◆ **Given request**
How many lines in the listing below include the word "समरसत"? Reply with the count alone.

◆ **Rows**

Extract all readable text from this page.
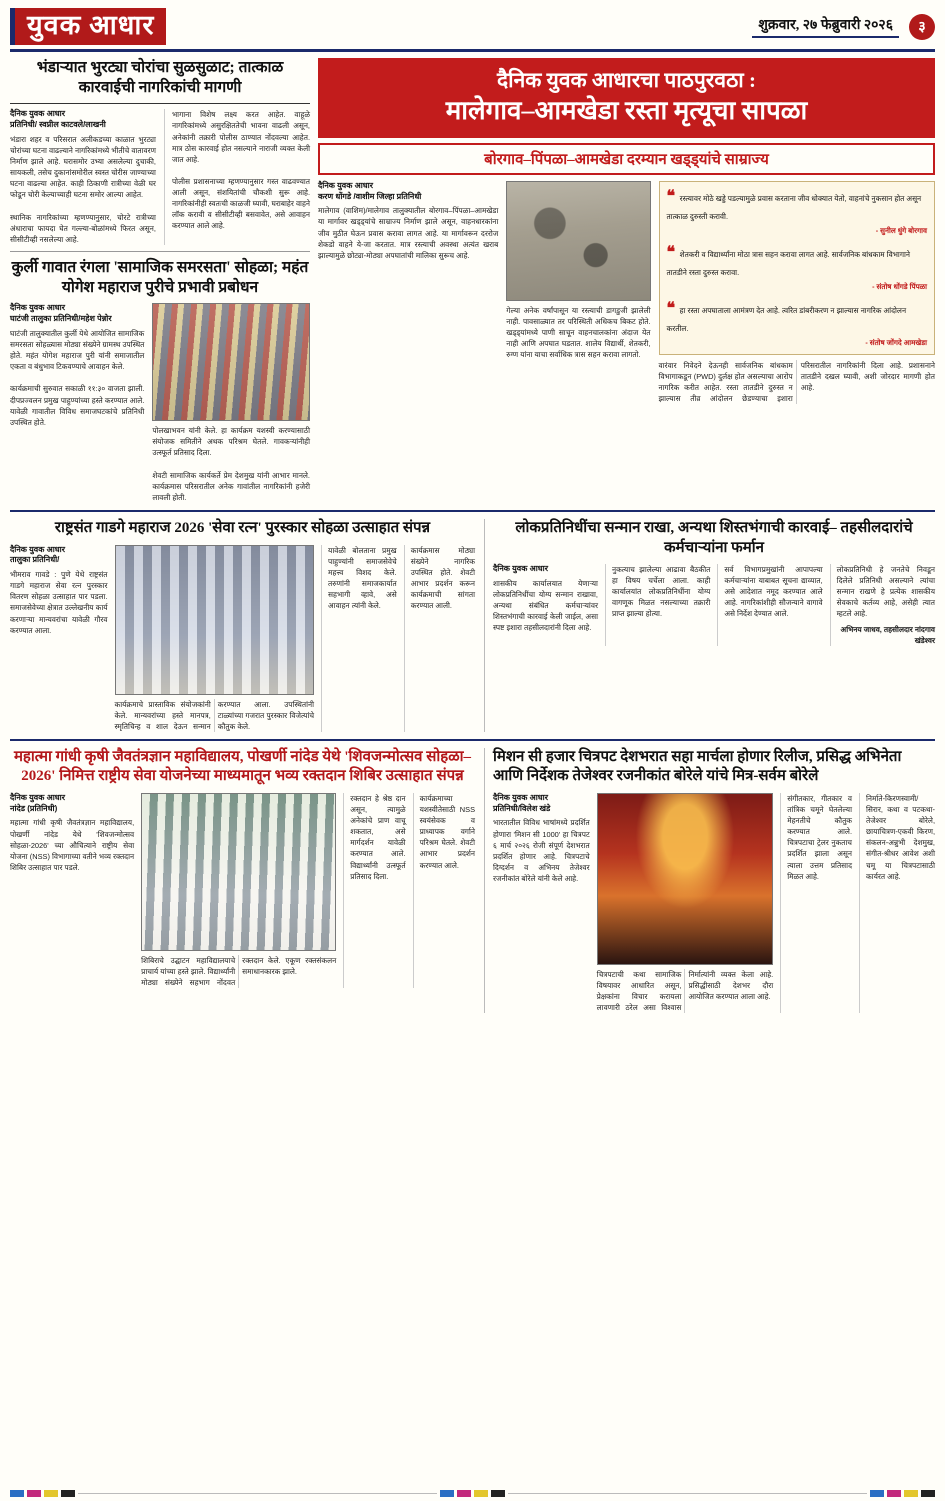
युवक आधार	शुक्रवार, २७ फेब्रुवारी २०२६	३
भंडाऱ्यात भुरट्या चोरांचा सुळसुळाट; तात्काळ कारवाईची नागरिकांची मागणी
दैनिक युवक आधार
प्रतिनिधी/ स्वप्नील काटवले/लाखनी
भंडारा शहर व परिसरात अलीकडच्या काळात भुरट्या चोरांच्या घटना वाढल्याने नागरिकांमध्ये भीतीचे वातावरण निर्माण झाले आहे. घरासमोर उभ्या असलेल्या दुचाकी, सायकली, तसेच दुकानांसमोरील स्वस्त चोरीस जाण्याच्या घटना वाढल्या आहेत. काही ठिकाणी रात्रीच्या वेळी घर फोडून चोरी केल्याच्याही घटना समोर आल्या आहेत.

स्थानिक नागरिकांच्या म्हणण्यानुसार, चोरटे रात्रीच्या अंधाराचा फायदा घेत गल्ल्या-बोळांमध्ये फिरत असून, सीसीटीव्ही नसलेल्या आहे.
भागाना विशेष लक्ष्य करत आहेत. वाहूळे नागरिकांमध्ये असुरक्षिततेची भावना वाढली असून, अनेकांनी तक्रारी पोलीस ठाण्यात नोंदवल्या आहेत. मात्र ठोस कारवाई होत नसल्याने नाराजी व्यक्त केली जात आहे.

पोलीस प्रशासनाच्या म्हणण्यानुसार गस्त वाढवण्यात आली असून, संशयितांची चौकशी सुरू आहे. नागरिकांनीही स्वतःची काळजी घ्यावी, घराबाहेर वाहने लॉक करावी व सीसीटीव्ही बसवावेत, असे आवाहन करण्यात आले आहे.
कुर्ली गावात रंगला 'सामाजिक समरसता' सोहळा; महंत योगेश महाराज पुरीचे प्रभावी प्रबोधन
दैनिक युवक आधार
घाटंजी तालुका प्रतिनिधी/महेश पेन्नोर
घाटंजी तालुक्यातील कुर्ली येथे आयोजित सामाजिक समरसता सोहळ्यास मोठ्या संख्येने ग्रामस्थ उपस्थित होते. महंत योगेश महाराज पुरी यांनी समाजातील एकता व बंधुभाव टिकवण्याचे आवाहन केले.

कार्यक्रमाची सुरुवात सकाळी ११:३० वाजता झाली. दीपप्रज्वलन प्रमुख पाहुण्यांच्या हस्ते करण्यात आले. यावेळी गावातील विविध समाजघटकांचे प्रतिनिधी उपस्थित होते.
पोलखाभवन यांनी केले. हा कार्यक्रम यशस्वी करण्यासाठी संयोजक समितीने अथक परिश्रम घेतले. गावकऱ्यांनीही उत्स्फूर्त प्रतिसाद दिला.

शेवटी सामाजिक कार्यकर्ते प्रेम देशमुख यांनी आभार मानले. कार्यक्रमास परिसरातील अनेक गावांतील नागरिकांनी हजेरी लावली होती.
दैनिक युवक आधारचा पाठपुरवठा :
मालेगाव–आमखेडा रस्ता मृत्यूचा सापळा
बोरगाव–पिंपळा–आमखेडा दरम्यान खड्ड्यांचे साम्राज्य
दैनिक युवक आधार
करण धोंगडे /वाशीम जिल्हा प्रतिनिधी
मालेगाव (वाशिम)/मालेगाव तालुक्यातील बोरगाव–पिंपळा–आमखेडा या मार्गावर खड्ड्यांचे साम्राज्य निर्माण झाले असून, वाहनधारकांना जीव मुठीत घेऊन प्रवास करावा लागत आहे. या मार्गावरून दररोज शेकडो वाहने ये-जा करतात. मात्र रस्त्याची अवस्था अत्यंत खराब झाल्यामुळे छोट्या-मोठ्या अपघातांची मालिका सुरूच आहे.
गेल्या अनेक वर्षांपासून या रस्त्याची डागडुजी झालेली नाही. पावसाळ्यात तर परिस्थिती अधिकच बिकट होते. खड्ड्यांमध्ये पाणी साचून वाहनचालकांना अंदाज येत नाही आणि अपघात घडतात. शालेय विद्यार्थी, शेतकरी, रुग्ण यांना याचा सर्वाधिक त्रास सहन करावा लागतो.
❝ रस्त्यावर मोठे खड्डे पडल्यामुळे प्रवास करताना जीव धोक्यात येतो, वाहनांचे नुकसान होत असून तात्काळ दुरुस्ती करावी.
- सुनील धुंगे बोरगाव
❝ शेतकरी व विद्यार्थ्यांना मोठा त्रास सहन करावा लागत आहे. सार्वजनिक बांधकाम विभागाने तातडीने रस्ता दुरुस्त करावा.
- संतोष धोंगडे पिंपळा
❝ हा रस्ता अपघाताला आमंत्रण देत आहे. त्वरित डांबरीकरण न झाल्यास नागरिक आंदोलन करतील.
- संतोष जोंगदे आमखेडा
वारंवार निवेदने देऊनही सार्वजनिक बांधकाम विभागाकडून (PWD) दुर्लक्ष होत असल्याचा आरोप नागरिक करीत आहेत. रस्ता तातडीने दुरुस्त न झाल्यास तीव्र आंदोलन छेडण्याचा इशारा परिसरातील नागरिकांनी दिला आहे. प्रशासनाने तातडीने दखल घ्यावी, अशी जोरदार मागणी होत आहे.
राष्ट्रसंत गाडगे महाराज 2026 'सेवा रत्न' पुरस्कार सोहळा उत्साहात संपन्न
दैनिक युवक आधार
तालुका प्रतिनिधी/
भीमराव गावडे : पुणे येथे राष्ट्रसंत गाडगे महाराज सेवा रत्न पुरस्कार वितरण सोहळा उत्साहात पार पडला. समाजसेवेच्या क्षेत्रात उल्लेखनीय कार्य करणाऱ्या मान्यवरांचा यावेळी गौरव करण्यात आला.
कार्यक्रमाचे प्रास्ताविक संयोजकांनी केले. मान्यवरांच्या हस्ते मानपत्र, स्मृतिचिन्ह व शाल देऊन सन्मान करण्यात आला. उपस्थितांनी टाळ्यांच्या गजरात पुरस्कार विजेत्यांचे कौतुक केले.
यावेळी बोलताना प्रमुख पाहुण्यांनी समाजसेवेचे महत्त्व विशद केले. तरुणांनी समाजकार्यात सहभागी व्हावे, असे आवाहन त्यांनी केले.
कार्यक्रमास मोठ्या संख्येने नागरिक उपस्थित होते. शेवटी आभार प्रदर्शन करून कार्यक्रमाची सांगता करण्यात आली.
लोकप्रतिनिधींचा सन्मान राखा, अन्यथा शिस्तभंगाची कारवाई– तहसीलदारांचे कर्मचाऱ्यांना फर्मान
दैनिक युवक आधार
शासकीय कार्यालयात येणाऱ्या लोकप्रतिनिधींचा योग्य सन्मान राखावा, अन्यथा संबंधित कर्मचाऱ्यांवर शिस्तभंगाची कारवाई केली जाईल, असा स्पष्ट इशारा तहसीलदारांनी दिला आहे.
नुकत्याच झालेल्या आढावा बैठकीत हा विषय चर्चेला आला. काही कार्यालयांत लोकप्रतिनिधींना योग्य वागणूक मिळत नसल्याच्या तक्रारी प्राप्त झाल्या होत्या.
सर्व विभागप्रमुखांनी आपापल्या कर्मचाऱ्यांना याबाबत सूचना द्याव्यात, असे आदेशात नमूद करण्यात आले आहे. नागरिकांशीही सौजन्याने वागावे असे निर्देश देण्यात आले.
लोकप्रतिनिधी हे जनतेचे निवडून दिलेले प्रतिनिधी असल्याने त्यांचा सन्मान राखणे हे प्रत्येक शासकीय सेवकाचे कर्तव्य आहे, असेही त्यात म्हटले आहे.
अभिनय जाधव, तहसीलदार नांदगाव खंडेश्वर
महात्मा गांधी कृषी जैवतंत्रज्ञान महाविद्यालय, पोखर्णी नांदेड येथे 'शिवजन्मोत्सव सोहळा–2026' निमित्त राष्ट्रीय सेवा योजनेच्या माध्यमातून भव्य रक्तदान शिबिर उत्साहात संपन्न
दैनिक युवक आधार
नांदेड (प्रतिनिधी)
महात्मा गांधी कृषी जैवतंत्रज्ञान महाविद्यालय, पोखर्णी नांदेड येथे 'शिवजन्मोत्सव सोहळा-2026' च्या औचित्याने राष्ट्रीय सेवा योजना (NSS) विभागाच्या वतीने भव्य रक्तदान शिबिर उत्साहात पार पडले.
शिबिराचे उद्घाटन महाविद्यालयाचे प्राचार्य यांच्या हस्ते झाले. विद्यार्थ्यांनी मोठ्या संख्येने सहभाग नोंदवत रक्तदान केले. एकूण रक्तसंकलन समाधानकारक झाले.
रक्तदान हे श्रेष्ठ दान असून, त्यामुळे अनेकांचे प्राण वाचू शकतात, असे मार्गदर्शन यावेळी करण्यात आले. विद्यार्थ्यांनी उत्स्फूर्त प्रतिसाद दिला.
कार्यक्रमाच्या यशस्वीतेसाठी NSS स्वयंसेवक व प्राध्यापक वर्गाने परिश्रम घेतले. शेवटी आभार प्रदर्शन करण्यात आले.
मिशन सी हजार चित्रपट देशभरात सहा मार्चला होणार रिलीज, प्रसिद्ध अभिनेता आणि निर्देशक तेजेश्वर रजनीकांत बोरेले यांचे मित्र-सर्वम बोरेले
दैनिक युवक आधार
प्रतिनिधी/विलेश खंडे
भारतातील विविध भाषांमध्ये प्रदर्शित होणारा 'मिशन सी 1000' हा चित्रपट ६ मार्च २०२६ रोजी संपूर्ण देशभरात प्रदर्शित होणार आहे. चित्रपटाचे दिग्दर्शन व अभिनय तेजेश्वर रजनीकांत बोरेले यांनी केले आहे.
चित्रपटाची कथा सामाजिक विषयावर आधारित असून, प्रेक्षकांना विचार करायला लावणारी ठरेल असा विश्वास निर्मात्यांनी व्यक्त केला आहे. प्रसिद्धीसाठी देशभर दौरा आयोजित करण्यात आला आहे.
संगीतकार, गीतकार व तांत्रिक चमूने घेतलेल्या मेहनतीचे कौतुक करण्यात आले. चित्रपटाचा ट्रेलर नुकताच प्रदर्शित झाला असून त्याला उत्तम प्रतिसाद मिळत आहे.
निर्माते-किरणस्वामी/सिरार, कथा व पटकथा-तेजेश्वर बोरेले, छायाचित्रण-एकवी किरण, संकलन-अन्नुभी देशमुख, संगीत-श्रीधर आवेश अशी चमू या चित्रपटासाठी कार्यरत आहे.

◆ **Written answer**
2